**AIM**
Check the listing below line by line and report how many lines hold "JSON", with no other words.

**RECORDS SUPPLIED**
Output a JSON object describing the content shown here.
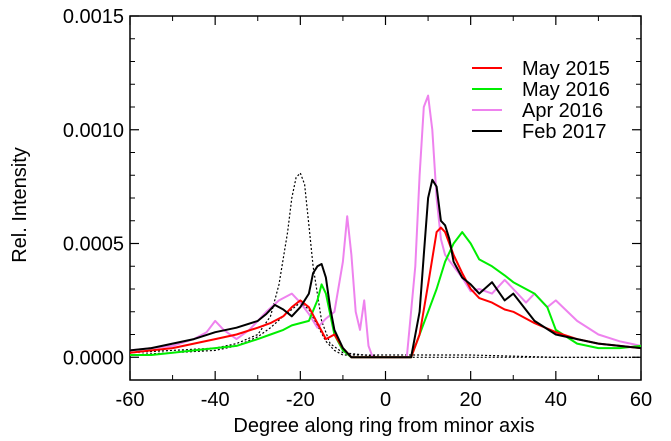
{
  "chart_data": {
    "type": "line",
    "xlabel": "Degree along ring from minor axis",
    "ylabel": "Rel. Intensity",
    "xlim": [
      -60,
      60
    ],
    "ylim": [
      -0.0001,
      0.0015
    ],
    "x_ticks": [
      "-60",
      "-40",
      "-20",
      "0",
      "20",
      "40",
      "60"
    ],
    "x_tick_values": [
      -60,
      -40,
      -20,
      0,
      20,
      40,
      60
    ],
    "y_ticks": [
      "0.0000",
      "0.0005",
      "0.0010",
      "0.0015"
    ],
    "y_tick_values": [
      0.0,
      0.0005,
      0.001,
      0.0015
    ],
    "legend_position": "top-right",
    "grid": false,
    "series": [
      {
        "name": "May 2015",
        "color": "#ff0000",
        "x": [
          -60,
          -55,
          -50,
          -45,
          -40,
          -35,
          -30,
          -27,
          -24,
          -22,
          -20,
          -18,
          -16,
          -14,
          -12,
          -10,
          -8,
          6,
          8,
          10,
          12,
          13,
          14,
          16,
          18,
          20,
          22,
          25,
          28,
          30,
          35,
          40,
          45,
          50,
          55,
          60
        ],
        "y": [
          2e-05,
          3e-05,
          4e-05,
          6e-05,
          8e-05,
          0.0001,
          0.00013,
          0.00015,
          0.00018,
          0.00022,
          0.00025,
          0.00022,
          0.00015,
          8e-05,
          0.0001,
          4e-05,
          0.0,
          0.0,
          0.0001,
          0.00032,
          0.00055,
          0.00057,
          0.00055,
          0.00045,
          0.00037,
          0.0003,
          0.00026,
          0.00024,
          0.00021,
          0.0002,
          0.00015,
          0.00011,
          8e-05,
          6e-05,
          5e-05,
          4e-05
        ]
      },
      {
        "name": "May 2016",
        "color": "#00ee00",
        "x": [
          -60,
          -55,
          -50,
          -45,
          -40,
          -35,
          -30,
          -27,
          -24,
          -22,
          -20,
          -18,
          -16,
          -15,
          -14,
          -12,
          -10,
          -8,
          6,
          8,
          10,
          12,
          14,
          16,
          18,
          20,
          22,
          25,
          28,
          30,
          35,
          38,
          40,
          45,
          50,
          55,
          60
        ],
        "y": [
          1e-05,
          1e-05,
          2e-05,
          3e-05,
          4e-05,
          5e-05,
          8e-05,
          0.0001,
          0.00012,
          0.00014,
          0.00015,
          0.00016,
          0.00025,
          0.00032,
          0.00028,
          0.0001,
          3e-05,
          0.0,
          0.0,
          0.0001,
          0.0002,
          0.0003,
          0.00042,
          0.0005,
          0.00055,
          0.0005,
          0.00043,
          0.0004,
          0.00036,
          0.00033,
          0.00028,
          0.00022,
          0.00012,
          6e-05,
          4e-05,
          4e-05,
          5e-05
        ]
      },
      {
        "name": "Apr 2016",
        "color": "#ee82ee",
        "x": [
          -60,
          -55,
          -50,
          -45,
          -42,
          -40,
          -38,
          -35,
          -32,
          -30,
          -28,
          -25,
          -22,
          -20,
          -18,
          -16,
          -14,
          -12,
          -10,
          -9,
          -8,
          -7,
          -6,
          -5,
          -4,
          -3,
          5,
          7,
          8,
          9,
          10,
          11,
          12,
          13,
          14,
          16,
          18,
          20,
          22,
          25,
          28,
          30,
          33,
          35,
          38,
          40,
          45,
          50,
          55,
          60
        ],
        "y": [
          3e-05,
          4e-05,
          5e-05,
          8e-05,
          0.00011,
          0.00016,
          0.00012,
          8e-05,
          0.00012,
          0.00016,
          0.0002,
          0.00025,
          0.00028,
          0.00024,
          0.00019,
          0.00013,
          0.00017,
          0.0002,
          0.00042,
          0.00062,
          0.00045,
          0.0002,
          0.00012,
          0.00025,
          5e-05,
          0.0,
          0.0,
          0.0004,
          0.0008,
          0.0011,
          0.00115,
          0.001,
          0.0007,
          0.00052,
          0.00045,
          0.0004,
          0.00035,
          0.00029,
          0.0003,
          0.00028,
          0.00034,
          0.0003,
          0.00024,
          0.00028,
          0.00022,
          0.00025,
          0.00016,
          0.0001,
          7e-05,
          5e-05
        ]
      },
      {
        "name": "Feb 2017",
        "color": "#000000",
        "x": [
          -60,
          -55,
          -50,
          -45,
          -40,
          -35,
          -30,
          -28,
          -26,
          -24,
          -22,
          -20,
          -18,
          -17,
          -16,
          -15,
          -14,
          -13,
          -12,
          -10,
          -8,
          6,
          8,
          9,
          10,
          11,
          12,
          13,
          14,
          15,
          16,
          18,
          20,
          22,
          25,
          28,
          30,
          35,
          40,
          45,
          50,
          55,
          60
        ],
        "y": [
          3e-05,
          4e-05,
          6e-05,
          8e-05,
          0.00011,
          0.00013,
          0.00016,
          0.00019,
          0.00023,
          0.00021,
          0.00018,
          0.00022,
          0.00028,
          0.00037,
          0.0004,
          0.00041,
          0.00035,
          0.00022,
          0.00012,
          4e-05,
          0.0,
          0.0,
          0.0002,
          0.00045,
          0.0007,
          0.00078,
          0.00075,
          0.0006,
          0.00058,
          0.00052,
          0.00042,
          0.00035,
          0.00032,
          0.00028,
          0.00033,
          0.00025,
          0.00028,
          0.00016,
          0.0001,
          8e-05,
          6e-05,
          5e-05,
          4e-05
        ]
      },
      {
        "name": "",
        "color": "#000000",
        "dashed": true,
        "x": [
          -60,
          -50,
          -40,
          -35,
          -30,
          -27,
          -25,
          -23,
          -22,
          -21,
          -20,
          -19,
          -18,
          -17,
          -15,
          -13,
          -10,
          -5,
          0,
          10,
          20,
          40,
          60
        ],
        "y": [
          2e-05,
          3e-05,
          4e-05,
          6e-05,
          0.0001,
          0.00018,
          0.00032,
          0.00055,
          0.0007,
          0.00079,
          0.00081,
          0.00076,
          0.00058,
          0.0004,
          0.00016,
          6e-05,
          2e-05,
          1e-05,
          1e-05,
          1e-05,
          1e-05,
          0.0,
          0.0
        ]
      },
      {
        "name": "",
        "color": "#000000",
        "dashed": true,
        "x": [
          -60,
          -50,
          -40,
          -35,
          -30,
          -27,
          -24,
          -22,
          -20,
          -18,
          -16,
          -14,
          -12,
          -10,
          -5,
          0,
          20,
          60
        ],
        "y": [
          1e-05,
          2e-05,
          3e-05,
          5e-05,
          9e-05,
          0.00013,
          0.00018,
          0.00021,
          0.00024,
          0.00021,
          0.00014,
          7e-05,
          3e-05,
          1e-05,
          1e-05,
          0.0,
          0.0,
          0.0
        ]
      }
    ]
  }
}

--

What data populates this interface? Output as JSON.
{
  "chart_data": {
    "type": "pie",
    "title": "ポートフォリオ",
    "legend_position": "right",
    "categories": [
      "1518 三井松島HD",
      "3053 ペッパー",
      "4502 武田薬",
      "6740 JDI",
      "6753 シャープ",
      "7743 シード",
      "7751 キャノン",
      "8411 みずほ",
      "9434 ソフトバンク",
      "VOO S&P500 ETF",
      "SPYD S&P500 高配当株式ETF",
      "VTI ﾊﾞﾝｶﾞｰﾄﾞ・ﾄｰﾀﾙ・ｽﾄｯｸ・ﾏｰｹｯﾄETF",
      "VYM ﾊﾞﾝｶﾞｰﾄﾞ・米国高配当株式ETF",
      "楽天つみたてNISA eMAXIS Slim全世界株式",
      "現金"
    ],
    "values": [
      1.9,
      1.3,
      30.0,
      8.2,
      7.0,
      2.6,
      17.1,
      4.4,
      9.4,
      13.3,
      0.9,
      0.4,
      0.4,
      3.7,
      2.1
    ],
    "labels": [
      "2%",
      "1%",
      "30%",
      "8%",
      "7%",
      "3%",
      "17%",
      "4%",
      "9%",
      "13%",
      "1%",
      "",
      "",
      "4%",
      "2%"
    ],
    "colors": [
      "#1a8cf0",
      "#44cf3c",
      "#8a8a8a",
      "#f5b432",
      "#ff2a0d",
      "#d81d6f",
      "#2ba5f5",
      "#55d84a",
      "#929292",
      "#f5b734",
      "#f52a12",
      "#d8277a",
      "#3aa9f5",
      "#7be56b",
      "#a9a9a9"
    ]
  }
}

**SOLVED PROBLEM**
2